_Aufgabe_:
Gib aus dem Ausgangstext den Abschnitt wörtlich wieder, der mit den Worten „Gleichzeitig rufe ich“ beginnt und mit „im Alltag benötigen.“ endet.

Gleichzeitig rufe ich euch auf: Gebt aufeinander Acht und übt praktische Solidarität, wenn in eurer Nachbarschaft oder im Bekanntenkreis Menschen Unterstützung und Hilfe im Alltag benötigen.

Liebe Genossinnen und Genossen,

in den vergangenen zehn Tagen sind wir in den Medien mit Aussagen in Verbindung gebracht worden, die wir uns alle nicht wünschen. Unsere Strategiekonferenz traf auf ein riesiges Interesse in der Partei. Mehrere hundert Beiträge zur Strategiedebatte wurden eingereicht und veröffentlicht. Bereits Wochen vor Beginn unserer Strategiekonferenz haben sich so viele Genoss*innen angemeldet, dass wir zusätzlichen Platz für Teilnehmer*innen geschaffen haben. Das Bedürfnis an Diskussion und Austausch hat unsere Erwartungen übertroffen. Wir haben die Konferenz als offenen Diskussionsraum angelegt. In etlichen Foren konnte man auf Augenhöhe und in verschiedenen Formaten miteinander diskutieren. Fast alle konnten zu Wort kommen, anders als auf Parteitagen. Es konnte(n) ohne Entscheidungsdruck gesprochen und Argumente ausgetauscht werden – z.B. über die Nachdrücklichkeit, mit der wir die „Mitte-Links-Option“ verfolgen. Es gab neue Einigkeiten – z.B. über die Verbindung von sozialer Gerechtigkeit und Ökologie. Und es wurden, gerade von jüngeren Mitgliedern, neue Herausforderungen formuliert – z.B. an widerständige Regierungspolitik, an Mitgliedergewinnung und Selbstorganisierung, an Feminismus und an ein migrantisches, antirassistisches Profil unserer Partei. Es war deutlich zu spüren, mit wieviel Schwung und Leidenschaft unsere Mitglieder sich an die Veränderung der Gesellschaft machen.

_Vorgegebene Zeilen_:
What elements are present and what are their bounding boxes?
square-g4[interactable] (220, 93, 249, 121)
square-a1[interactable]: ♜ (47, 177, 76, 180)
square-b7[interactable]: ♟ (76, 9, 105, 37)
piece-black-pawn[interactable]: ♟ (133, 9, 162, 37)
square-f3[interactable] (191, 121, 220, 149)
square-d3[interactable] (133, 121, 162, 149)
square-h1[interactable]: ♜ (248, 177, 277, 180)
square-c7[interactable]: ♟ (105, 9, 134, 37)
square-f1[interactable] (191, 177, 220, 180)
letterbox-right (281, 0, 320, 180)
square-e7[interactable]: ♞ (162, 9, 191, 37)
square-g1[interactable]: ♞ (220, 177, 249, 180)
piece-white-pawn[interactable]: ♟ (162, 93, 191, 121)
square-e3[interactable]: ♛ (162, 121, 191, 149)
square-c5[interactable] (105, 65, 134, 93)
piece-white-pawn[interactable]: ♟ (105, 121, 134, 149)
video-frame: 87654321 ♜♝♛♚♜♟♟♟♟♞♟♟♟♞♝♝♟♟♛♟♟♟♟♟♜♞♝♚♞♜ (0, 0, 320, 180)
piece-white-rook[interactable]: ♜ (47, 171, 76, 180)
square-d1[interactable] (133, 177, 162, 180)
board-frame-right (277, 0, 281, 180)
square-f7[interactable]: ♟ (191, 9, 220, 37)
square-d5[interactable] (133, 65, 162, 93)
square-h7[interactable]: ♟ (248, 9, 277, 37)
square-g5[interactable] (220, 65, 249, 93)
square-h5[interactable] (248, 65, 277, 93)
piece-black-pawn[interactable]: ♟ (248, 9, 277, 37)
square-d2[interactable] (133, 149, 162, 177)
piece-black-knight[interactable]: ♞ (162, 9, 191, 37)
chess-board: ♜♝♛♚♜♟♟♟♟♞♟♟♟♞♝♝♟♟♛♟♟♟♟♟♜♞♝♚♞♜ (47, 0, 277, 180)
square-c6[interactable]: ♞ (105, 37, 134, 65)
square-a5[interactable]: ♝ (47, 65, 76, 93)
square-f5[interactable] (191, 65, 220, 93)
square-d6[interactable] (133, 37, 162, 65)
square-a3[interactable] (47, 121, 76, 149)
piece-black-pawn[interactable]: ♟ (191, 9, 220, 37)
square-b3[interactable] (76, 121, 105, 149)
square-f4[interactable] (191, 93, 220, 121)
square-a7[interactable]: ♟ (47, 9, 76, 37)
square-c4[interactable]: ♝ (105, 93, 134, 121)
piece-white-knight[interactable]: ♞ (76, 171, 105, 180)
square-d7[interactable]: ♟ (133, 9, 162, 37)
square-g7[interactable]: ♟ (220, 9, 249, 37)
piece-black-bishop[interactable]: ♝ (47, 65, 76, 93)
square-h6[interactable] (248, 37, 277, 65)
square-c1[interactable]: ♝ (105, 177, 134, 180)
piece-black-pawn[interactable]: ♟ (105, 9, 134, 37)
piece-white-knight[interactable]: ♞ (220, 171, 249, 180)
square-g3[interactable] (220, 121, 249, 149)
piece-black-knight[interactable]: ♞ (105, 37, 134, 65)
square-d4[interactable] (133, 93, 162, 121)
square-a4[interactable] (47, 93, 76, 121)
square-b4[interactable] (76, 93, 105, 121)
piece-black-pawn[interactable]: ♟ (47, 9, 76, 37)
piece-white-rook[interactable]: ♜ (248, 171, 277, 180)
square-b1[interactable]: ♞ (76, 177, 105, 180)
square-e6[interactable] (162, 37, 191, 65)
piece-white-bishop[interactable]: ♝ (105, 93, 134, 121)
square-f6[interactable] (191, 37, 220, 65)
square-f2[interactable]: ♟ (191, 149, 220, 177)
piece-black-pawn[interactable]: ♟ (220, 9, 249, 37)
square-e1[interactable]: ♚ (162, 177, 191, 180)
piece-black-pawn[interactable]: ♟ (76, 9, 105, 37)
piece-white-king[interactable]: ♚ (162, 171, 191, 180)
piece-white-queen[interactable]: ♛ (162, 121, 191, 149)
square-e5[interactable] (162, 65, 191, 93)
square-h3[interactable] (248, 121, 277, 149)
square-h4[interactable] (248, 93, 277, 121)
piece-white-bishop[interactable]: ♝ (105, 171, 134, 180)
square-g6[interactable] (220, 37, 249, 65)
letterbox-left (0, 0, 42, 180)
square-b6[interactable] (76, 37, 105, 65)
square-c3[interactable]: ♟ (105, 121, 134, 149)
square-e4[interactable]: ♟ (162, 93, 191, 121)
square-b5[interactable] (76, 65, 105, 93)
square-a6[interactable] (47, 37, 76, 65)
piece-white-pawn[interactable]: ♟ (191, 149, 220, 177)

_Lösung_:
Gleichzeitig rufe ich euch auf: Gebt aufeinander Acht und übt praktische Solidarität, wenn in eurer Nachbarschaft oder im Bekanntenkreis Menschen Unterstützung und Hilfe im Alltag benötigen.